• RECORD SET
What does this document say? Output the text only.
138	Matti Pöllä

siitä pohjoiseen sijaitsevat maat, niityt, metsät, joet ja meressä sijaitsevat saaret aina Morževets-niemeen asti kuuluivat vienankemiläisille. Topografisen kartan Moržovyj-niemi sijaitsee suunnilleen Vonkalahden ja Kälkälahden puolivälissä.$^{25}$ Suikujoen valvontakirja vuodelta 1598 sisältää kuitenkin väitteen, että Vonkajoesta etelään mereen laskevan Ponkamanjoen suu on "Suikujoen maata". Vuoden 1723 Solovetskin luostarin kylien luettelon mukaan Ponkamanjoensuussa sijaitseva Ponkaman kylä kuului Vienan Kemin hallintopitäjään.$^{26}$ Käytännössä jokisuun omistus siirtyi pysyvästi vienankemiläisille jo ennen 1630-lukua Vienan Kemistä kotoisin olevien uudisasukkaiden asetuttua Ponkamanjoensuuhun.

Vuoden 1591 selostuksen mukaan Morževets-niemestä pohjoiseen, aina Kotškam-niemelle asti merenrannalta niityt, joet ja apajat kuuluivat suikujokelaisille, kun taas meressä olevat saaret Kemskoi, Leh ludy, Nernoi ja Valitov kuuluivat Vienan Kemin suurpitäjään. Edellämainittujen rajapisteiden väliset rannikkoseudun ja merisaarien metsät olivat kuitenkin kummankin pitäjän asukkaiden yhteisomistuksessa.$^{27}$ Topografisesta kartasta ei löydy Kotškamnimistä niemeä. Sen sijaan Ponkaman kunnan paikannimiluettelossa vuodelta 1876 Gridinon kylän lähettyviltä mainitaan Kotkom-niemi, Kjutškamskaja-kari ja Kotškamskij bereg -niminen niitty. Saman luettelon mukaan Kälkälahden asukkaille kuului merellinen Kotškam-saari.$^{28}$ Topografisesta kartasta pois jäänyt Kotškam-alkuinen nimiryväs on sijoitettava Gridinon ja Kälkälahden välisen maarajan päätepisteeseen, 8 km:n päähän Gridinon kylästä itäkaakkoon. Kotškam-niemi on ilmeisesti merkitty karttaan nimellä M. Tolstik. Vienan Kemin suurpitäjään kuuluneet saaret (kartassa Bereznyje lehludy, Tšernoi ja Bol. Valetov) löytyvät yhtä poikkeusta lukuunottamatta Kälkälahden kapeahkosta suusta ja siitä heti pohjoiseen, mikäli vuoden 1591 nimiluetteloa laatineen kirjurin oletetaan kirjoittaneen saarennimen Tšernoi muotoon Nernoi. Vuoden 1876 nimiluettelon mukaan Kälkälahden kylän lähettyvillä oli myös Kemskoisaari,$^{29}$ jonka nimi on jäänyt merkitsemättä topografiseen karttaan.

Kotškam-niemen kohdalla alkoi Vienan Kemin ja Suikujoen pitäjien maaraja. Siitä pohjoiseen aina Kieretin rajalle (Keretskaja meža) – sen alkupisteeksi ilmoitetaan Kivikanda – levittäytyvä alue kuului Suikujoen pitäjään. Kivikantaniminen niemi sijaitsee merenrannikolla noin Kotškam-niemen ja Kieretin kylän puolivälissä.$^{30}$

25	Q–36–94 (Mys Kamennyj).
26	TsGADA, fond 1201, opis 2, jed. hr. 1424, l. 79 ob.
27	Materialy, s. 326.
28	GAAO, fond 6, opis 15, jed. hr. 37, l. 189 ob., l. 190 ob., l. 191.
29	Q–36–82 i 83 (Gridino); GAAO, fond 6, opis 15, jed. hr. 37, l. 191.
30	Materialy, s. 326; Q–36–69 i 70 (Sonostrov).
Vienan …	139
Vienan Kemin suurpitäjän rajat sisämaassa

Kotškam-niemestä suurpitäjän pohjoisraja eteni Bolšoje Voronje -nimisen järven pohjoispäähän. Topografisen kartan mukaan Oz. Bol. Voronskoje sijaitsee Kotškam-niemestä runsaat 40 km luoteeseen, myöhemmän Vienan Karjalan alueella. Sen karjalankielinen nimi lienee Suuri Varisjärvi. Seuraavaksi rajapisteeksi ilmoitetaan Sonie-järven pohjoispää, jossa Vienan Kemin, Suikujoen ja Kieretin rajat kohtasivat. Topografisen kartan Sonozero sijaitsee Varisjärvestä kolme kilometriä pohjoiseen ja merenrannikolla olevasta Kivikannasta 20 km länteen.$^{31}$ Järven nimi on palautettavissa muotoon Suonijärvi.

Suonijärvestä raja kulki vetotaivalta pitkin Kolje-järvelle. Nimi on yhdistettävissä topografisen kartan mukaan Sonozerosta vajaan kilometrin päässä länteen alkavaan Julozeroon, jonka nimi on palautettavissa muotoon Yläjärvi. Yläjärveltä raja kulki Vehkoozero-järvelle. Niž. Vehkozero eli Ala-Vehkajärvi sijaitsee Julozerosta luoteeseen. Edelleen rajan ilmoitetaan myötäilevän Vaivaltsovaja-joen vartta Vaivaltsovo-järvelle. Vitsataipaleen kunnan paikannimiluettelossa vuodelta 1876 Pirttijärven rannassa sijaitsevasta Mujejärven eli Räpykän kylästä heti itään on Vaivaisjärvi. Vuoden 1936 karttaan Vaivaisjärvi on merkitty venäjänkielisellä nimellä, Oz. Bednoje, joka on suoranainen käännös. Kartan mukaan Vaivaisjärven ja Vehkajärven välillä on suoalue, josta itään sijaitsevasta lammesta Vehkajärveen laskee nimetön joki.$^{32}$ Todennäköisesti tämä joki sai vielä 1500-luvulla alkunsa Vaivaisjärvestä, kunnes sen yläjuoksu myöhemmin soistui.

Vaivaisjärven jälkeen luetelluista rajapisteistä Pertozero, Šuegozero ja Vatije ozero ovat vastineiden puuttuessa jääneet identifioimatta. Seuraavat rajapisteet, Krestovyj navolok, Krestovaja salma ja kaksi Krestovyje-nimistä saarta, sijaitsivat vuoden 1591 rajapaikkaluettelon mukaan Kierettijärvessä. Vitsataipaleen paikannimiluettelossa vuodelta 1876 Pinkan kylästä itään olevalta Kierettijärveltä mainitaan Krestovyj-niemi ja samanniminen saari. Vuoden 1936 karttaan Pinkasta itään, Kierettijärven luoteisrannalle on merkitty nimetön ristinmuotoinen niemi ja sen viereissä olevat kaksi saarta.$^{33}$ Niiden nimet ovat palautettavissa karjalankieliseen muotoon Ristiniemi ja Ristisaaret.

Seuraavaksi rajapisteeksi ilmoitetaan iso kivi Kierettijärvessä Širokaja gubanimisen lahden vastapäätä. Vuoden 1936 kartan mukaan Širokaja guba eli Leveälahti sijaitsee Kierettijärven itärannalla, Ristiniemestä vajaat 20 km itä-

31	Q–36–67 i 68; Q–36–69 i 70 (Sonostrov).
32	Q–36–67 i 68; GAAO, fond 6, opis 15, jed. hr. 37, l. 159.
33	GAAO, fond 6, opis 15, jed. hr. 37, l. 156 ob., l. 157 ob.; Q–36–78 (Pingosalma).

• DO THIS
Lines that hold the word "nimetön" are the ones to return, every one of them.

• TASK RESULT
Suonijärvestä raja kulki vetotaivalta pitkin Kolje-järvelle. Nimi on yhdistettävissä topografisen kartan mukaan Sonozerosta vajaan kilometrin päässä länteen alkavaan Julozeroon, jonka nimi on palautettavissa muotoon Yläjärvi. Yläjärveltä raja kulki Vehkoozero-järvelle. Niž. Vehkozero eli Ala-Vehkajärvi sijaitsee Julozerosta luoteeseen. Edelleen rajan ilmoitetaan myötäilevän Vaivaltsovaja-joen vartta Vaivaltsovo-järvelle. Vitsataipaleen kunnan paikannimiluettelossa vuodelta 1876 Pirttijärven rannassa sijaitsevasta Mujejärven eli Räpykän kylästä heti itään on Vaivaisjärvi. Vuoden 1936 karttaan Vaivaisjärvi on merkitty venäjänkielisellä nimellä, Oz. Bednoje, joka on suoranainen käännös. Kartan mukaan Vaivaisjärven ja Vehkajärven välillä on suoalue, josta itään sijaitsevasta lammesta Vehkajärveen laskee nimetön joki.$^{32}$ Todennäköisesti tämä joki sai vielä 1500-luvulla alkunsa Vaivaisjärvestä, kunnes sen yläjuoksu myöhemmin soistui.
Vaivaisjärven jälkeen luetelluista rajapisteistä Pertozero, Šuegozero ja Vatije ozero ovat vastineiden puuttuessa jääneet identifioimatta. Seuraavat rajapisteet, Krestovyj navolok, Krestovaja salma ja kaksi Krestovyje-nimistä saarta, sijaitsivat vuoden 1591 rajapaikkaluettelon mukaan Kierettijärvessä. Vitsataipaleen paikannimiluettelossa vuodelta 1876 Pinkan kylästä itään olevalta Kierettijärveltä mainitaan Krestovyj-niemi ja samanniminen saari. Vuoden 1936 karttaan Pinkasta itään, Kierettijärven luoteisrannalle on merkitty nimetön ristinmuotoinen niemi ja sen viereissä olevat kaksi saarta.$^{33}$ Niiden nimet ovat palautettavissa karjalankieliseen muotoon Ristiniemi ja Ristisaaret.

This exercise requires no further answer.